*Do this:* Every line that contains the word "Order" should be copied.

═════ Data extract

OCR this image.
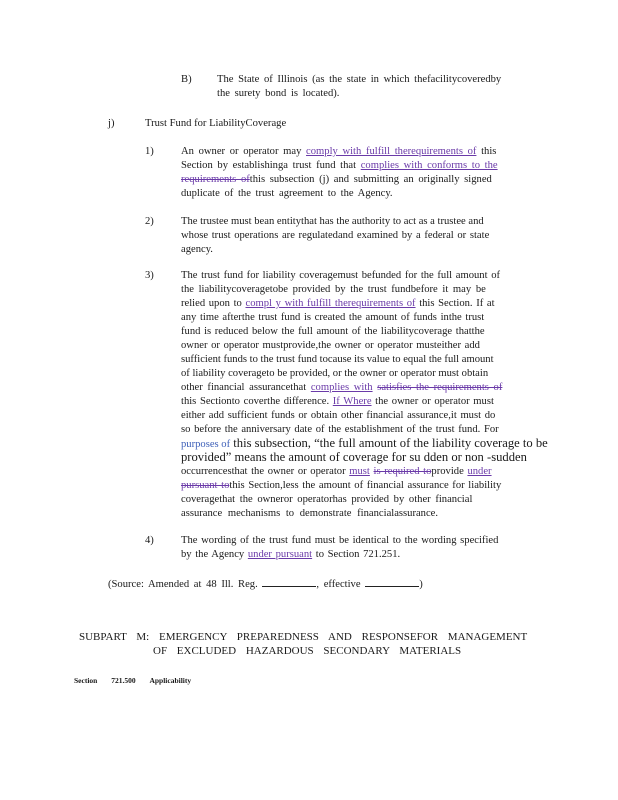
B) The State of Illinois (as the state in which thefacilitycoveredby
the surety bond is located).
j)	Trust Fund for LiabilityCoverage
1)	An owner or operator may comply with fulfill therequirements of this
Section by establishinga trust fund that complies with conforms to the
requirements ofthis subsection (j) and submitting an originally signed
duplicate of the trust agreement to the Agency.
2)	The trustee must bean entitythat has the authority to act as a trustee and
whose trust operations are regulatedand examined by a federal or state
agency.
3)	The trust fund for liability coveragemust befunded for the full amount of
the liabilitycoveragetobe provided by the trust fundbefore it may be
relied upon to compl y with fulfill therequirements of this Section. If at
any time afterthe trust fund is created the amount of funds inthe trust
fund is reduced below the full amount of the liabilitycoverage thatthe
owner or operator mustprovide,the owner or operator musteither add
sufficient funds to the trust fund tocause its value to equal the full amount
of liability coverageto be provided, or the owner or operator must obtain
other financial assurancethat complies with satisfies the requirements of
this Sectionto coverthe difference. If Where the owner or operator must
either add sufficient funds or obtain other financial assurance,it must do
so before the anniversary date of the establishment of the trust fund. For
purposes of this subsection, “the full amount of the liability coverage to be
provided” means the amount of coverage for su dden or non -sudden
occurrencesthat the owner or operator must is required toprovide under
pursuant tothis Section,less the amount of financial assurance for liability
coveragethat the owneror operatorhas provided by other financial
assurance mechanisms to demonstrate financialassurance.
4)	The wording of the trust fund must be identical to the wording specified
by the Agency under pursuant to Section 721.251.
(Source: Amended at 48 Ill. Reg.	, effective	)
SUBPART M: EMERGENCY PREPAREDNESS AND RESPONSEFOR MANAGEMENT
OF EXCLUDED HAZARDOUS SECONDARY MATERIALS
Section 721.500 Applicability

══════════
═════ Data extract

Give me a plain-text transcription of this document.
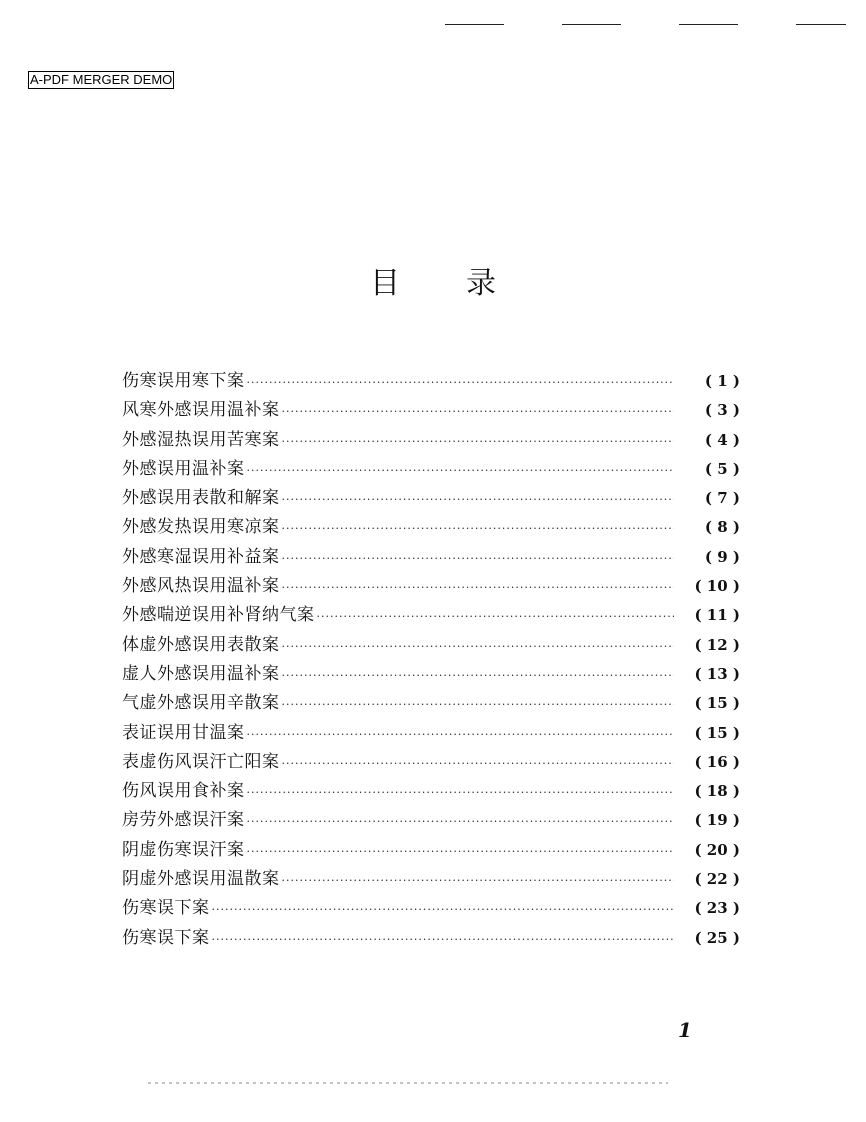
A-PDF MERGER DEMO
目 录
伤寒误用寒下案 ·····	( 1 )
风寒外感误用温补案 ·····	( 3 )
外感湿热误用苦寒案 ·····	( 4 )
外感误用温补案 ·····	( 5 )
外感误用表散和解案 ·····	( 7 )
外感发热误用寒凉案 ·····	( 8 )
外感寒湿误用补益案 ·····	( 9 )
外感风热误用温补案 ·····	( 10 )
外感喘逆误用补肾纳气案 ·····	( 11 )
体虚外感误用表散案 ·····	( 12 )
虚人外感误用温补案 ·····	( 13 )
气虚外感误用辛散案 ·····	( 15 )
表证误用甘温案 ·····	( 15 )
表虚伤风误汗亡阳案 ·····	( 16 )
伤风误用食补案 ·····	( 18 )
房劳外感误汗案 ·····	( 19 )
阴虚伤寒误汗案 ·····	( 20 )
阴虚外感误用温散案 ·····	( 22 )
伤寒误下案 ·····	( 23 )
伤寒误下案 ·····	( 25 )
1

══════════
═════ Data extract

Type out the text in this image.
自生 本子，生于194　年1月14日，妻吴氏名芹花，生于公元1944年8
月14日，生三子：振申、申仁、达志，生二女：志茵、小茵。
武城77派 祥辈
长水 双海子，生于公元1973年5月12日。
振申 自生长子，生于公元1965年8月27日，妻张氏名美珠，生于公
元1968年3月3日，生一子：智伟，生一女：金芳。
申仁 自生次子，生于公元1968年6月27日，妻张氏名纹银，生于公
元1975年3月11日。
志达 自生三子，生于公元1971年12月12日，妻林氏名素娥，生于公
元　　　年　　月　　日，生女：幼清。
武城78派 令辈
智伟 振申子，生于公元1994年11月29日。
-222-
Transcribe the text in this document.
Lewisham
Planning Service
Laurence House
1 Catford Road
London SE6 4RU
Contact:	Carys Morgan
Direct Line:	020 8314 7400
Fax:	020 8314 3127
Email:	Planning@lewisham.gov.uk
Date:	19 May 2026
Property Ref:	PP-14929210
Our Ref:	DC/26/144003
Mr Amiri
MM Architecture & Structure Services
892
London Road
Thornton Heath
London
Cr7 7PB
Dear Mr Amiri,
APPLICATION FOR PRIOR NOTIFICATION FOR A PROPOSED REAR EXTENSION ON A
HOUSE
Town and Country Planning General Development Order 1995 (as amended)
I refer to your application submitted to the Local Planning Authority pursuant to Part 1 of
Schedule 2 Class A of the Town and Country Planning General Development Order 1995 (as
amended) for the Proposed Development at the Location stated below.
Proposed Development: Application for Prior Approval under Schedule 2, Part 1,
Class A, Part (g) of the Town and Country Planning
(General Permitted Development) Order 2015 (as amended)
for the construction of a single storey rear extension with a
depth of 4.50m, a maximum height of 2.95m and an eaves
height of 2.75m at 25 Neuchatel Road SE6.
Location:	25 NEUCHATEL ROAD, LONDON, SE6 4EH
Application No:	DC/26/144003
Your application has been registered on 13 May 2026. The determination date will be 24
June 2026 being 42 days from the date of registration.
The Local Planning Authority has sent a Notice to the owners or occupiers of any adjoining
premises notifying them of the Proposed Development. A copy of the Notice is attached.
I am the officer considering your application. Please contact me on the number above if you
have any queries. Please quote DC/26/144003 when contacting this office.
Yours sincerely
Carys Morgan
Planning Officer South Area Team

══════════

*Exercise output:*
Town and Country Planning General Development Order 1995 (as amended)
Schedule 2 Class A of the Town and Country Planning General Development Order 1995 (as
(General Permitted Development) Order 2015 (as amended)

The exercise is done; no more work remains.